Written problem => Report how many lines below contain the word "account", and give only that number.

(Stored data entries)
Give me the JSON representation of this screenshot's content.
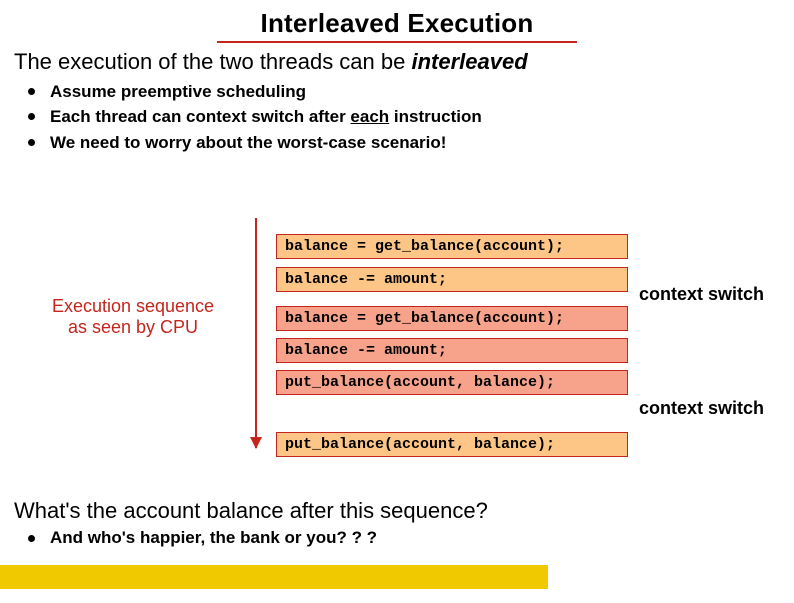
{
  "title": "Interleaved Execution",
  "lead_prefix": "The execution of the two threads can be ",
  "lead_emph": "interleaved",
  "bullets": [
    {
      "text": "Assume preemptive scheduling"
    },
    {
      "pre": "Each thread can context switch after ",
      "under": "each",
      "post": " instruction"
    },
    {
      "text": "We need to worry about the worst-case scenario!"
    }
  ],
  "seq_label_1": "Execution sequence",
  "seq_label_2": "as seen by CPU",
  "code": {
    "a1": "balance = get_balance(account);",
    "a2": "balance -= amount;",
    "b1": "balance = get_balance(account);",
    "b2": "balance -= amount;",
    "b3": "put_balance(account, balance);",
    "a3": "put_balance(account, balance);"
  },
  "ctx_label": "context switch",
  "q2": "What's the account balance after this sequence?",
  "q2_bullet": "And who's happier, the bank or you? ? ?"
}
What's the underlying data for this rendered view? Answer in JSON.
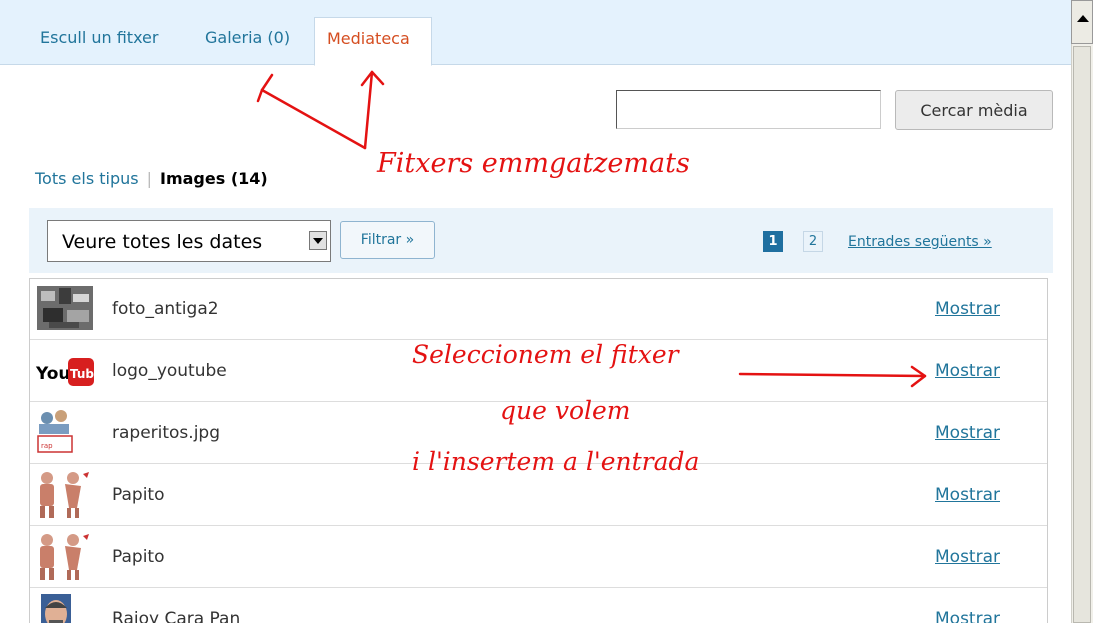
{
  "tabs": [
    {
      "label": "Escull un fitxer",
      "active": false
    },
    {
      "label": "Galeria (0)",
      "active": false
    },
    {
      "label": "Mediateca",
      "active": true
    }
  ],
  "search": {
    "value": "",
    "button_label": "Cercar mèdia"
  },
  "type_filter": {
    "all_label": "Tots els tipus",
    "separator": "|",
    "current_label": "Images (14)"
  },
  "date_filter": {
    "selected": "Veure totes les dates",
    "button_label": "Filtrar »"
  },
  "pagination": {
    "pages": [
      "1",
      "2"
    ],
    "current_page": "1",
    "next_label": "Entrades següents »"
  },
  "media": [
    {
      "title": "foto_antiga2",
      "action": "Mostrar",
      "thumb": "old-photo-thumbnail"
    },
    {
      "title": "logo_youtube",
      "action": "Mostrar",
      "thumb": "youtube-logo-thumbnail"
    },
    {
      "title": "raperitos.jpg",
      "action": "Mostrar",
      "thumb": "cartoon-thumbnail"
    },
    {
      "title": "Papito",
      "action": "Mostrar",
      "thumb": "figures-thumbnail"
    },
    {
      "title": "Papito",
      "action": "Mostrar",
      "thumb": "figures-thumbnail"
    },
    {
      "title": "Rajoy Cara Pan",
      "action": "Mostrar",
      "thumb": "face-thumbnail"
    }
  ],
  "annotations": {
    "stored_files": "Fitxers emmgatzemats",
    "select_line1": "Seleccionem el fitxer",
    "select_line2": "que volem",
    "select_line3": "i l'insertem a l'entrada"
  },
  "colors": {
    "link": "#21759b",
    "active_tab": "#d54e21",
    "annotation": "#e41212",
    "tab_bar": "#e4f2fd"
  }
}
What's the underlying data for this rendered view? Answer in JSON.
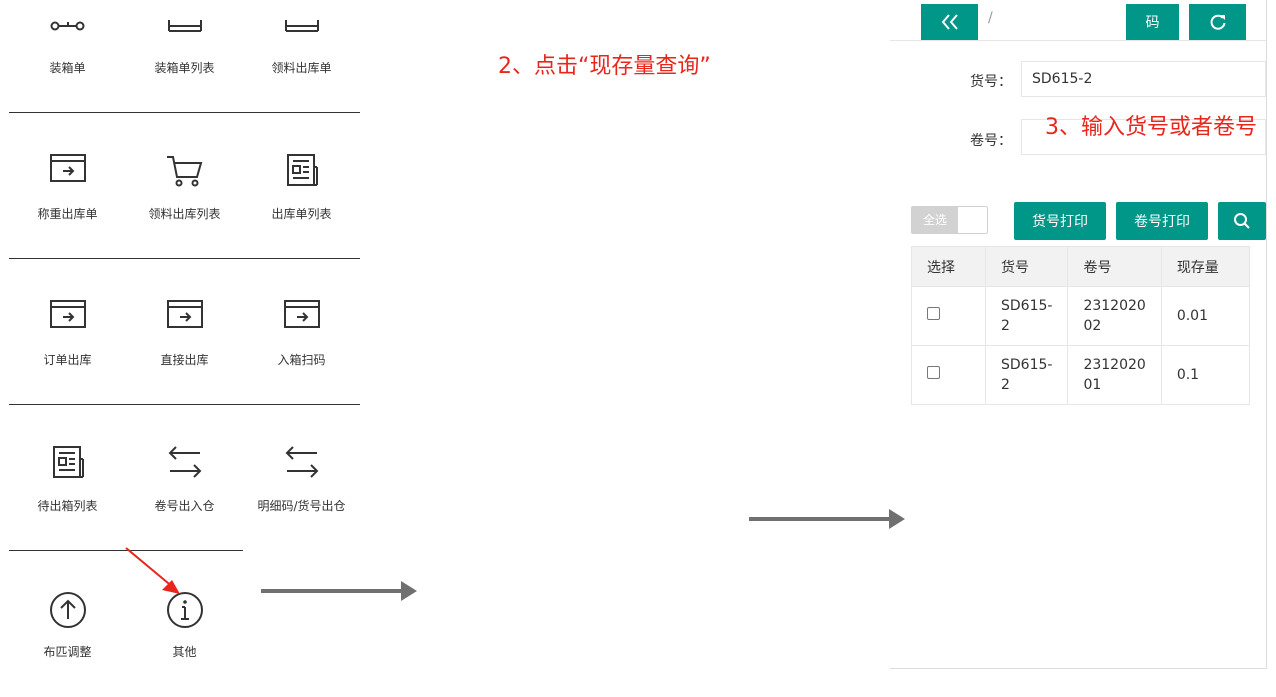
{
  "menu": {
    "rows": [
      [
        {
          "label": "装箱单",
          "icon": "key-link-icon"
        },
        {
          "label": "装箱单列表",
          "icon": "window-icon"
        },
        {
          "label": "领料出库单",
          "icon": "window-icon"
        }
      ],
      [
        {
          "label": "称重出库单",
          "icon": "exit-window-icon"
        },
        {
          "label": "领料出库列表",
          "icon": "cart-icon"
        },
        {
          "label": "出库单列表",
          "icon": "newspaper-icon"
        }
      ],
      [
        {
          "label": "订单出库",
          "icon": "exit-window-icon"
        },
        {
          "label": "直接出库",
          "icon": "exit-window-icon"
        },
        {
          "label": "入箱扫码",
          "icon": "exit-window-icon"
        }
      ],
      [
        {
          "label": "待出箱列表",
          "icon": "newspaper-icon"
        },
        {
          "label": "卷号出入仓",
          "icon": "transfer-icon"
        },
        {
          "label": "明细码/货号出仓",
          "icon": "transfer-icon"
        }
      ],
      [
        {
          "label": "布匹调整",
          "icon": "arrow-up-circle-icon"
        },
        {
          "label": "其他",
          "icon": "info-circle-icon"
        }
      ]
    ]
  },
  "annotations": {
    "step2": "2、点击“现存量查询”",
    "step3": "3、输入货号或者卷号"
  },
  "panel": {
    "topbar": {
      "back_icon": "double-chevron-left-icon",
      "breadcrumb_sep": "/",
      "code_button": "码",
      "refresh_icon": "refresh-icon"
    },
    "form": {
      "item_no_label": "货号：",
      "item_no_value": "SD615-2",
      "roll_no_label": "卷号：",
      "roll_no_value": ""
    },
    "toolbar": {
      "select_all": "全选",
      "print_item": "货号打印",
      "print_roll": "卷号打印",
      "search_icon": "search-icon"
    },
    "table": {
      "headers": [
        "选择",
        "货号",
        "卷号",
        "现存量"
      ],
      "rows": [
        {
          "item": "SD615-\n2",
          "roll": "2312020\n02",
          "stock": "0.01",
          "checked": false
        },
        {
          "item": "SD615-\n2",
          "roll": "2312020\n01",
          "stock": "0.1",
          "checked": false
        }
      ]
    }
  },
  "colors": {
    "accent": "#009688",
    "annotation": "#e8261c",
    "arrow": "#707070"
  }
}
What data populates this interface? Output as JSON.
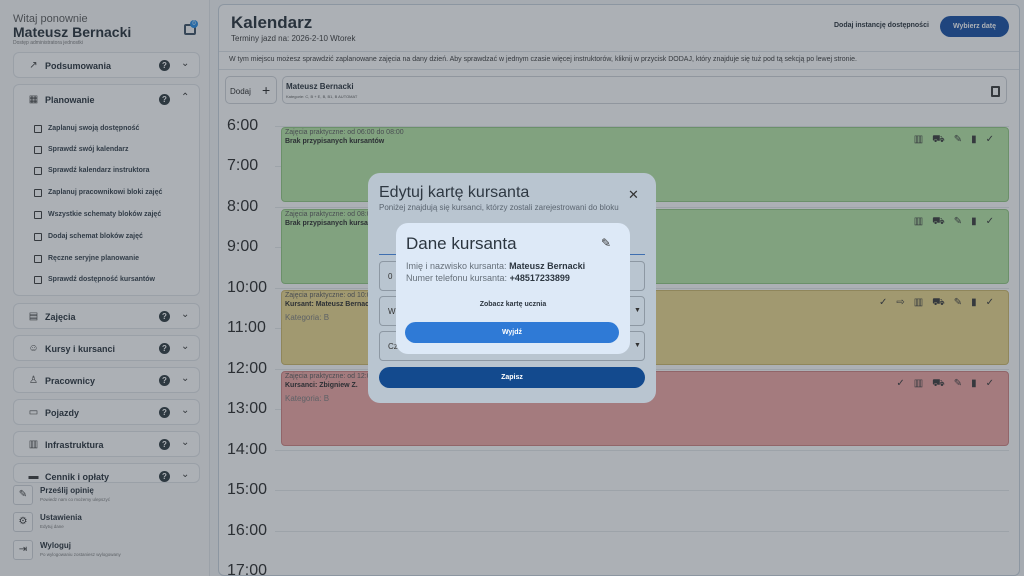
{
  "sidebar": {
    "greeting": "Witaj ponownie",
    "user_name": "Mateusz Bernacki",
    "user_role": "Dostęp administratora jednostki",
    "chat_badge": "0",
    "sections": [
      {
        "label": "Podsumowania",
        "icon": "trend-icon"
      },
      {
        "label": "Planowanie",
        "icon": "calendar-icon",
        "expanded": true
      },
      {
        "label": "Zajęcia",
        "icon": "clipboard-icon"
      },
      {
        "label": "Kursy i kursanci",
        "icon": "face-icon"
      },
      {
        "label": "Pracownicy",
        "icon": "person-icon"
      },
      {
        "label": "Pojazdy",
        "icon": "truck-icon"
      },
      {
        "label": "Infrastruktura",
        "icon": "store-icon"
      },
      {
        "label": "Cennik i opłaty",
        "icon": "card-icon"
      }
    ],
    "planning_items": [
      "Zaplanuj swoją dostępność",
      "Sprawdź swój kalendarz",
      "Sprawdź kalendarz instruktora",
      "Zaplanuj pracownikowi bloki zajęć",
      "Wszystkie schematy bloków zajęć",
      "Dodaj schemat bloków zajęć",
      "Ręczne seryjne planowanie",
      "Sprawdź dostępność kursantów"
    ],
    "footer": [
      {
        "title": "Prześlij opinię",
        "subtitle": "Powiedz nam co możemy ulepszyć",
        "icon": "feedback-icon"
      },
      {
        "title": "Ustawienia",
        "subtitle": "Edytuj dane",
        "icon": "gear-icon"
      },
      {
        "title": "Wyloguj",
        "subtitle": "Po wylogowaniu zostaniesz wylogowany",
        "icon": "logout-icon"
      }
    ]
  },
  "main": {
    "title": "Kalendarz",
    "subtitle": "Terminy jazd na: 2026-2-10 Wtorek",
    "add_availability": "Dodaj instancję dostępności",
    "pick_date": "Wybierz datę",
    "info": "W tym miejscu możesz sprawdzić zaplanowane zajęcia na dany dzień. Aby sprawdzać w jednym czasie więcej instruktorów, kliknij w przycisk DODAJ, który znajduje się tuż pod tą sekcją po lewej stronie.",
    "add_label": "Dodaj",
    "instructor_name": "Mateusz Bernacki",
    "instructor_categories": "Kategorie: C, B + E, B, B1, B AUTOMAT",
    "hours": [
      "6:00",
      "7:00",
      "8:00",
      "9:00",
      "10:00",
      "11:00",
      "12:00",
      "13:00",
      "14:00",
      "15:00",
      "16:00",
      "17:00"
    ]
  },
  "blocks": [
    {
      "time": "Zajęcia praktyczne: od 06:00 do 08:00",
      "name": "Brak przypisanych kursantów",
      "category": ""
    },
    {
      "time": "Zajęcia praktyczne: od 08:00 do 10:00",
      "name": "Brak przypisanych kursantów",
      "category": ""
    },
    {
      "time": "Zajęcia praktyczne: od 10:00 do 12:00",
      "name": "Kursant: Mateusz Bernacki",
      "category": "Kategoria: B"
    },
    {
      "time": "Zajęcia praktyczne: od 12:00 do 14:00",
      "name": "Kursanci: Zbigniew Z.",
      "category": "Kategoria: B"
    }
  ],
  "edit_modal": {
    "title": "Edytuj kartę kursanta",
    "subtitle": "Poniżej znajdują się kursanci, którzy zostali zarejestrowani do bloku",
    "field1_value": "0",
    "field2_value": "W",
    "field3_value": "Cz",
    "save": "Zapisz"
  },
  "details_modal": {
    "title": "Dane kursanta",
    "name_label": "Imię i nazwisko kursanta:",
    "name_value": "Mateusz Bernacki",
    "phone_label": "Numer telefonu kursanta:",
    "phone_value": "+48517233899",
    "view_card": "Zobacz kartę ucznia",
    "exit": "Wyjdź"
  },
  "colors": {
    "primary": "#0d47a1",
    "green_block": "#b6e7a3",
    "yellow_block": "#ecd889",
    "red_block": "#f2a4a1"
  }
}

Task solution => 5